:: Objective ::
Print the listing below in its entirety, character for character.

[Records from a data source]
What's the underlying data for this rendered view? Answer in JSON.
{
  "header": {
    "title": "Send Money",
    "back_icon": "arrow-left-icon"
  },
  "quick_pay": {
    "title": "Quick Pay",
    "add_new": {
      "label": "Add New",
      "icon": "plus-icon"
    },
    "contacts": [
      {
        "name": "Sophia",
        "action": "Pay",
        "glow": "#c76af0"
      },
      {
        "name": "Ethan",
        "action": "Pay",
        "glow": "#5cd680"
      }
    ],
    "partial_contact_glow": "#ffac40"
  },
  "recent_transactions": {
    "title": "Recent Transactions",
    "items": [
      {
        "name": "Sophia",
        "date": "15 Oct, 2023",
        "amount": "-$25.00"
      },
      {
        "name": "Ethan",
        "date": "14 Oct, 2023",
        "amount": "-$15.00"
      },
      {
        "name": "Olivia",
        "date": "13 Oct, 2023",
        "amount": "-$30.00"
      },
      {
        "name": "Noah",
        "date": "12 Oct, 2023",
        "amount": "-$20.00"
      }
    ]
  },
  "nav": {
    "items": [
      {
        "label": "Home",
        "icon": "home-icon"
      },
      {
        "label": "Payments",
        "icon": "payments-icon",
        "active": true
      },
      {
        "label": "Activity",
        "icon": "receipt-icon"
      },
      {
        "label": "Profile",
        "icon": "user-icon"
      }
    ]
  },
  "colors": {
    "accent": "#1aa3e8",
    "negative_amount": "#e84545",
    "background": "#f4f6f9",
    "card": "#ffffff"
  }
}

:: Task solution ::
What's the underlying data for this rendered view? Answer in JSON.
{
  "header": {
    "title": "Send Money",
    "back_icon": "arrow-left-icon"
  },
  "quick_pay": {
    "title": "Quick Pay",
    "add_new": {
      "label": "Add New",
      "icon": "plus-icon"
    },
    "contacts": [
      {
        "name": "Sophia",
        "action": "Pay",
        "glow": "#c76af0"
      },
      {
        "name": "Ethan",
        "action": "Pay",
        "glow": "#5cd680"
      }
    ],
    "partial_contact_glow": "#ffac40"
  },
  "recent_transactions": {
    "title": "Recent Transactions",
    "items": [
      {
        "name": "Sophia",
        "date": "15 Oct, 2023",
        "amount": "-$25.00"
      },
      {
        "name": "Ethan",
        "date": "14 Oct, 2023",
        "amount": "-$15.00"
      },
      {
        "name": "Olivia",
        "date": "13 Oct, 2023",
        "amount": "-$30.00"
      },
      {
        "name": "Noah",
        "date": "12 Oct, 2023",
        "amount": "-$20.00"
      }
    ]
  },
  "nav": {
    "items": [
      {
        "label": "Home",
        "icon": "home-icon"
      },
      {
        "label": "Payments",
        "icon": "payments-icon",
        "active": true
      },
      {
        "label": "Activity",
        "icon": "receipt-icon"
      },
      {
        "label": "Profile",
        "icon": "user-icon"
      }
    ]
  },
  "colors": {
    "accent": "#1aa3e8",
    "negative_amount": "#e84545",
    "background": "#f4f6f9",
    "card": "#ffffff"
  }
}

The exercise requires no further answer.